◆ Task statement ◆
Reproduce every row below verbatim, character for character.

[BEGIN Records]

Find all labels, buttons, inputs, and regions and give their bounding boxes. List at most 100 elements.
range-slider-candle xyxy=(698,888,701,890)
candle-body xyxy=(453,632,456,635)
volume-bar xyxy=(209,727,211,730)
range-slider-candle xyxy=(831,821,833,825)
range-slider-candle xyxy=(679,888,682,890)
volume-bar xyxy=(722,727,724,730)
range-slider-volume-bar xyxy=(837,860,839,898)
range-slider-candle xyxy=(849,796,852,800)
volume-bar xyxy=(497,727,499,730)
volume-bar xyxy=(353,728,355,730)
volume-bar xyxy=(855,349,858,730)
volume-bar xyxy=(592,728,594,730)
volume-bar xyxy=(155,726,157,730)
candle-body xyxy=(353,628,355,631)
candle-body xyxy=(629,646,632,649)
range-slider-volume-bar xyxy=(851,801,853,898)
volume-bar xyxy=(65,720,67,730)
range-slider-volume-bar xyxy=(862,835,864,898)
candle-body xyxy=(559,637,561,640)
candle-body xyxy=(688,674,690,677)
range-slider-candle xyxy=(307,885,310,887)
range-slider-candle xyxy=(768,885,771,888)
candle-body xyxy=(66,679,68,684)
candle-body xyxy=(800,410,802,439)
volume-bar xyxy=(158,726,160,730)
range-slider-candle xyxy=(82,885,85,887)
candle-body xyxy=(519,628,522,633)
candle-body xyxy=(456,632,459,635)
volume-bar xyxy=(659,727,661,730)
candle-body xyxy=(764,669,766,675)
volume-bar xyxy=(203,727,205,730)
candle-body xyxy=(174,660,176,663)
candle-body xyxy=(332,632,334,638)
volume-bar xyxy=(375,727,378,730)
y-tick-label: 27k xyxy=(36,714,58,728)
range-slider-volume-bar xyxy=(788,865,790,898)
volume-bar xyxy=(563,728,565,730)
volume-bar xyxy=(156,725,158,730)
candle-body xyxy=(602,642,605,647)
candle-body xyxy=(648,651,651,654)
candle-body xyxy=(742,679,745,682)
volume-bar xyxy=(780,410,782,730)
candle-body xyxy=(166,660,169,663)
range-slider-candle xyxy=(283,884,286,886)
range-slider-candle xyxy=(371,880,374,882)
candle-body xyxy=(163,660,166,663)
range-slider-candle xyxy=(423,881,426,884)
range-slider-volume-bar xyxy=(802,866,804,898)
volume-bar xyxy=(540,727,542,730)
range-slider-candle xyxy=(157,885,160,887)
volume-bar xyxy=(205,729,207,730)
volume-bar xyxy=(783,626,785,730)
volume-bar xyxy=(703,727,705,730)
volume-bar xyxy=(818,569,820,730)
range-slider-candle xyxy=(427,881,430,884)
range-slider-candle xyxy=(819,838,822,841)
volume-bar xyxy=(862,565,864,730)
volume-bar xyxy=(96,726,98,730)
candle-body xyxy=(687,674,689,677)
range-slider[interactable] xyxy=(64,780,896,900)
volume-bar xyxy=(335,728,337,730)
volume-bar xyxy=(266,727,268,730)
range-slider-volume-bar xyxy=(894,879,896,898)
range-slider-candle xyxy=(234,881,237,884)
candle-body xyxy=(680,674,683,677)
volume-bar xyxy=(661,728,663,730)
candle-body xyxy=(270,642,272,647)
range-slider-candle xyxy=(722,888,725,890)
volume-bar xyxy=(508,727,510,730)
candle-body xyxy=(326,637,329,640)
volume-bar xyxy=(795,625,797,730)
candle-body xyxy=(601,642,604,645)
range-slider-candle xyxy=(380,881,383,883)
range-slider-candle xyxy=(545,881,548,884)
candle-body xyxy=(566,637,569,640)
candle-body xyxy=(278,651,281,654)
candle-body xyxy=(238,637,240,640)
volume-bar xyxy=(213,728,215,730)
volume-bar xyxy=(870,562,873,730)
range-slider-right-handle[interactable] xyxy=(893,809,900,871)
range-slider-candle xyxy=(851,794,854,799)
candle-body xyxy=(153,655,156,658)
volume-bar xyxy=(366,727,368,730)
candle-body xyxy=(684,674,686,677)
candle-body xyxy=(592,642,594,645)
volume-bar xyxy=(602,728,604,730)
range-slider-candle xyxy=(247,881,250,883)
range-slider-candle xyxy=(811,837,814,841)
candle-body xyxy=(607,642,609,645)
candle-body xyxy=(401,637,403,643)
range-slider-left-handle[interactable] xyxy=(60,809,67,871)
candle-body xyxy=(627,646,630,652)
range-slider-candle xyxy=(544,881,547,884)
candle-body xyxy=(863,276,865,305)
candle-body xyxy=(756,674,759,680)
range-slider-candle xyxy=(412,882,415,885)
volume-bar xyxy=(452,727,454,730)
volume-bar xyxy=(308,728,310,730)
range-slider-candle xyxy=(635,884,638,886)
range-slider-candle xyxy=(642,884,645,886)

[END Records]

◆ Result for this task ◆
Find all labels, buttons, inputs, and regions and give their bounding boxes. List at most 100 elements.
range-slider-candle xyxy=(698,888,701,890)
candle-body xyxy=(453,632,456,635)
volume-bar xyxy=(209,727,211,730)
range-slider-candle xyxy=(831,821,833,825)
range-slider-candle xyxy=(679,888,682,890)
volume-bar xyxy=(722,727,724,730)
range-slider-volume-bar xyxy=(837,860,839,898)
range-slider-candle xyxy=(849,796,852,800)
volume-bar xyxy=(497,727,499,730)
volume-bar xyxy=(353,728,355,730)
volume-bar xyxy=(855,349,858,730)
volume-bar xyxy=(592,728,594,730)
volume-bar xyxy=(155,726,157,730)
candle-body xyxy=(353,628,355,631)
candle-body xyxy=(629,646,632,649)
range-slider-volume-bar xyxy=(851,801,853,898)
volume-bar xyxy=(65,720,67,730)
range-slider-volume-bar xyxy=(862,835,864,898)
candle-body xyxy=(559,637,561,640)
candle-body xyxy=(688,674,690,677)
range-slider-candle xyxy=(307,885,310,887)
range-slider-candle xyxy=(768,885,771,888)
candle-body xyxy=(66,679,68,684)
candle-body xyxy=(800,410,802,439)
volume-bar xyxy=(158,726,160,730)
range-slider-candle xyxy=(82,885,85,887)
candle-body xyxy=(519,628,522,633)
candle-body xyxy=(456,632,459,635)
volume-bar xyxy=(659,727,661,730)
candle-body xyxy=(764,669,766,675)
volume-bar xyxy=(203,727,205,730)
candle-body xyxy=(174,660,176,663)
candle-body xyxy=(332,632,334,638)
volume-bar xyxy=(375,727,378,730)
y-tick-label: 27k xyxy=(36,714,58,728)
range-slider-volume-bar xyxy=(788,865,790,898)
volume-bar xyxy=(563,728,565,730)
volume-bar xyxy=(156,725,158,730)
candle-body xyxy=(602,642,605,647)
candle-body xyxy=(648,651,651,654)
candle-body xyxy=(742,679,745,682)
volume-bar xyxy=(780,410,782,730)
candle-body xyxy=(166,660,169,663)
range-slider-candle xyxy=(283,884,286,886)
range-slider-candle xyxy=(371,880,374,882)
candle-body xyxy=(163,660,166,663)
range-slider-candle xyxy=(423,881,426,884)
range-slider-volume-bar xyxy=(802,866,804,898)
volume-bar xyxy=(540,727,542,730)
range-slider-candle xyxy=(157,885,160,887)
volume-bar xyxy=(205,729,207,730)
volume-bar xyxy=(783,626,785,730)
volume-bar xyxy=(703,727,705,730)
volume-bar xyxy=(818,569,820,730)
range-slider-candle xyxy=(427,881,430,884)
range-slider-candle xyxy=(819,838,822,841)
volume-bar xyxy=(862,565,864,730)
volume-bar xyxy=(96,726,98,730)
candle-body xyxy=(687,674,689,677)
range-slider[interactable] xyxy=(64,780,896,900)
volume-bar xyxy=(335,728,337,730)
volume-bar xyxy=(266,727,268,730)
range-slider-volume-bar xyxy=(894,879,896,898)
range-slider-candle xyxy=(234,881,237,884)
candle-body xyxy=(680,674,683,677)
volume-bar xyxy=(661,728,663,730)
candle-body xyxy=(270,642,272,647)
range-slider-candle xyxy=(722,888,725,890)
volume-bar xyxy=(508,727,510,730)
candle-body xyxy=(326,637,329,640)
volume-bar xyxy=(795,625,797,730)
candle-body xyxy=(601,642,604,645)
range-slider-candle xyxy=(380,881,383,883)
range-slider-candle xyxy=(545,881,548,884)
candle-body xyxy=(566,637,569,640)
candle-body xyxy=(278,651,281,654)
candle-body xyxy=(238,637,240,640)
volume-bar xyxy=(213,728,215,730)
volume-bar xyxy=(870,562,873,730)
range-slider-right-handle[interactable] xyxy=(893,809,900,871)
range-slider-candle xyxy=(851,794,854,799)
candle-body xyxy=(153,655,156,658)
volume-bar xyxy=(366,727,368,730)
candle-body xyxy=(684,674,686,677)
candle-body xyxy=(592,642,594,645)
volume-bar xyxy=(602,728,604,730)
range-slider-candle xyxy=(247,881,250,883)
range-slider-candle xyxy=(811,837,814,841)
candle-body xyxy=(607,642,609,645)
candle-body xyxy=(401,637,403,643)
range-slider-left-handle[interactable] xyxy=(60,809,67,871)
candle-body xyxy=(627,646,630,652)
range-slider-candle xyxy=(544,881,547,884)
candle-body xyxy=(863,276,865,305)
candle-body xyxy=(756,674,759,680)
range-slider-candle xyxy=(412,882,415,885)
volume-bar xyxy=(452,727,454,730)
volume-bar xyxy=(308,728,310,730)
range-slider-candle xyxy=(635,884,638,886)
range-slider-candle xyxy=(642,884,645,886)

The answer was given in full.